▶ _OBJECTIVE_
Pull out every line below holding the word "Anita".

────────────────────

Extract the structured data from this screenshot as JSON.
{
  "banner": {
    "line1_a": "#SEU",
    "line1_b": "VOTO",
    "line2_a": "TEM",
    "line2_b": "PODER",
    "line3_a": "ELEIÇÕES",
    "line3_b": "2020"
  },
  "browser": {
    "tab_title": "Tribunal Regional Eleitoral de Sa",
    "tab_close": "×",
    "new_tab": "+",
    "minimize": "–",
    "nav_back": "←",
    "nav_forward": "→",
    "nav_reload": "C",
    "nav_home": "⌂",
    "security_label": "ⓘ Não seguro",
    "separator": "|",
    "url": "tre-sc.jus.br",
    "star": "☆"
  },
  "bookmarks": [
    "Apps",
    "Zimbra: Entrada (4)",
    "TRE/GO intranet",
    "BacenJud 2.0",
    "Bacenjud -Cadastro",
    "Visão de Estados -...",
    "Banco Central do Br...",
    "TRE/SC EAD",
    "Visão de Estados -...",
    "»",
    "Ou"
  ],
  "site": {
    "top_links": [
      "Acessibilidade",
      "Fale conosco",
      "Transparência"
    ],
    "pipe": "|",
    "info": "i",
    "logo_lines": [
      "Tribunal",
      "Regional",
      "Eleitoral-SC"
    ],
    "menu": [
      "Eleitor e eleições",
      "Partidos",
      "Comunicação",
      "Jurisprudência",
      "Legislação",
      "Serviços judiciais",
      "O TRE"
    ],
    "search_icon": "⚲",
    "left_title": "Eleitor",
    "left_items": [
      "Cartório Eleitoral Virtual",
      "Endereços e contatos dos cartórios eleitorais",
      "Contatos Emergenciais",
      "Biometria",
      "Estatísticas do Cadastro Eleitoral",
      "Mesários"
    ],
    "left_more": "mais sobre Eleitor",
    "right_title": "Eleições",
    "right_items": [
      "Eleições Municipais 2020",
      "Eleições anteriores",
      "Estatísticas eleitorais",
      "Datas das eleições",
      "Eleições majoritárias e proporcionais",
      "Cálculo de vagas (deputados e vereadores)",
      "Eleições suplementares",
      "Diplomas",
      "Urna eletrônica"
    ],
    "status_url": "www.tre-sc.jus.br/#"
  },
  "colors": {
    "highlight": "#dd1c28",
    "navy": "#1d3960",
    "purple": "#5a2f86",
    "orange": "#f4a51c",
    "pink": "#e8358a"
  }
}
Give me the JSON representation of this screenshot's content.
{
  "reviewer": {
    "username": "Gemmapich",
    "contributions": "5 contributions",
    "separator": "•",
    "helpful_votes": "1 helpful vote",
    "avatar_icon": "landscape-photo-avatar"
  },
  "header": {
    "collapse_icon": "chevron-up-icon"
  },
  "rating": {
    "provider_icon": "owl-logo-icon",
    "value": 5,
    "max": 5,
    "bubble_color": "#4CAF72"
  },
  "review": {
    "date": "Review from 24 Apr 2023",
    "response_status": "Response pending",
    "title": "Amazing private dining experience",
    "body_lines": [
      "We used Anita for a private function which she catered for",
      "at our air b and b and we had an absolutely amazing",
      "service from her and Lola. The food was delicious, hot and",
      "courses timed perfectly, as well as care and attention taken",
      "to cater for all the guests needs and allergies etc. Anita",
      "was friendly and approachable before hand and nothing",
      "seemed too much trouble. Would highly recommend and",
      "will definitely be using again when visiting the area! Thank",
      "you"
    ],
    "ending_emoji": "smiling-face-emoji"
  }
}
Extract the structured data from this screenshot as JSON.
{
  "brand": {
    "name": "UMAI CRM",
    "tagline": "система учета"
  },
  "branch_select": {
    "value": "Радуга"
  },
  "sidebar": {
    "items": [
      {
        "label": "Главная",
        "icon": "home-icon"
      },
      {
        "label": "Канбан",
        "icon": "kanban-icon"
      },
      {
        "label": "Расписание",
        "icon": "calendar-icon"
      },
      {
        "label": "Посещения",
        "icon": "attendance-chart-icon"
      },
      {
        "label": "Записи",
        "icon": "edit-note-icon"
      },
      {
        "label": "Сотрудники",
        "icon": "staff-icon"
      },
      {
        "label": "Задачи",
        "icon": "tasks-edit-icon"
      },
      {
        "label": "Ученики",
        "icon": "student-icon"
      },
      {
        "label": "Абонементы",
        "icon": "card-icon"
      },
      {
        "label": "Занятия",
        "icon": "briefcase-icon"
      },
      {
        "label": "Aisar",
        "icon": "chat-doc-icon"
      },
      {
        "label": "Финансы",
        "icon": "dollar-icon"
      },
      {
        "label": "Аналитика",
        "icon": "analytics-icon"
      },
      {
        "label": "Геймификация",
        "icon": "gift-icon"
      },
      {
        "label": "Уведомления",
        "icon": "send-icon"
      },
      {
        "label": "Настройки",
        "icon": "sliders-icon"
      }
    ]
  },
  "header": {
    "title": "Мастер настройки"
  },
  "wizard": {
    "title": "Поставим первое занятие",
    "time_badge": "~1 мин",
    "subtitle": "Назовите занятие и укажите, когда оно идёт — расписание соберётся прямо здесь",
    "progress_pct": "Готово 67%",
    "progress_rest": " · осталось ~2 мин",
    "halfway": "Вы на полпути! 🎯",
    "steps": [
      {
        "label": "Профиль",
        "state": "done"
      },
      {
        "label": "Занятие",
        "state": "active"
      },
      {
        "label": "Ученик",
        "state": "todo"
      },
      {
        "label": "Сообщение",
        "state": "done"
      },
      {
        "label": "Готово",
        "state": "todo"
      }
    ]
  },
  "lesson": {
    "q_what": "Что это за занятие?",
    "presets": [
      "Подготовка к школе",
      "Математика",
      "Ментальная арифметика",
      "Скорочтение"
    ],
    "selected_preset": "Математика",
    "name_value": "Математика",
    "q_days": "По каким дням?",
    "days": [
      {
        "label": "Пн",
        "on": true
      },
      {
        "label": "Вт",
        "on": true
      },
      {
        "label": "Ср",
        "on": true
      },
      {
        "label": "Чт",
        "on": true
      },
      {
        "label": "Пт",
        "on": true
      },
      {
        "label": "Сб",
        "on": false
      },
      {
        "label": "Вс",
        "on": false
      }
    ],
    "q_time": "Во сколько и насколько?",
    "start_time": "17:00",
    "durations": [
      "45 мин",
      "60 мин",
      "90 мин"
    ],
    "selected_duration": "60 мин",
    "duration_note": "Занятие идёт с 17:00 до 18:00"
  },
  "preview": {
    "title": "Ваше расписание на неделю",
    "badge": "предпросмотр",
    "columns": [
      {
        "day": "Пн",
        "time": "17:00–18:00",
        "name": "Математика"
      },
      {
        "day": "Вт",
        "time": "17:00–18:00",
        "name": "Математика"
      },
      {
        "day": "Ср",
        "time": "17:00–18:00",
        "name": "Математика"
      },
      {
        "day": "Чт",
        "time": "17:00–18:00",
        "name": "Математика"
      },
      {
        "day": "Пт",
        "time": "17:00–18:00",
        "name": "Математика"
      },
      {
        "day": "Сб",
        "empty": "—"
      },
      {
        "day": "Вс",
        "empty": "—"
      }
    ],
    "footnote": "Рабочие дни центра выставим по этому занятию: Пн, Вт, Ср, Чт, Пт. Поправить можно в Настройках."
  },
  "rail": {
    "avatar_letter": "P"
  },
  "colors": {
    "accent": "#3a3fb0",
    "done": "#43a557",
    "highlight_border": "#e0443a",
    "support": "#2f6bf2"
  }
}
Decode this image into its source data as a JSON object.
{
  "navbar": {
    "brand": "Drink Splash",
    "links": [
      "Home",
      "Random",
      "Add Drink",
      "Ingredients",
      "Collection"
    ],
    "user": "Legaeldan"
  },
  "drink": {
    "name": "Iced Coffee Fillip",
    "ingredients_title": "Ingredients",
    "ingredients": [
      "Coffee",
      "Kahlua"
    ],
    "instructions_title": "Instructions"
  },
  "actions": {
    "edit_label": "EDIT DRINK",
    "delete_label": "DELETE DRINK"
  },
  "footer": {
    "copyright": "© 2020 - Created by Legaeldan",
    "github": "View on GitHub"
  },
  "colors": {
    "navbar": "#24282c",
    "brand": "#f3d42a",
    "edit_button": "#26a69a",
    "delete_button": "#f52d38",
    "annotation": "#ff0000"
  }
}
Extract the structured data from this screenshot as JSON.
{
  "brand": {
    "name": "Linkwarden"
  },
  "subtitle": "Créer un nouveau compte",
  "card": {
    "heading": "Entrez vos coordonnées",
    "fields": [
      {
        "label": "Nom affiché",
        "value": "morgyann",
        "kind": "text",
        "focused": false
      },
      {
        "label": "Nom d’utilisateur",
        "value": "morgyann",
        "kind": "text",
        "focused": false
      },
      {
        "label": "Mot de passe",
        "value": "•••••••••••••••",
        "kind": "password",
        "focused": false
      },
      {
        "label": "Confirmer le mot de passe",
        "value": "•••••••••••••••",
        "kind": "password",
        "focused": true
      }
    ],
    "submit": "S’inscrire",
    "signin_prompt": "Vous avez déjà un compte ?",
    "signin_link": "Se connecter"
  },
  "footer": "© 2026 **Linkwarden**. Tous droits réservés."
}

────────────────────

▶ _REPLY_
      "We used Anita for a private function which she catered for",
      "to cater for all the guests needs and allergies etc. Anita",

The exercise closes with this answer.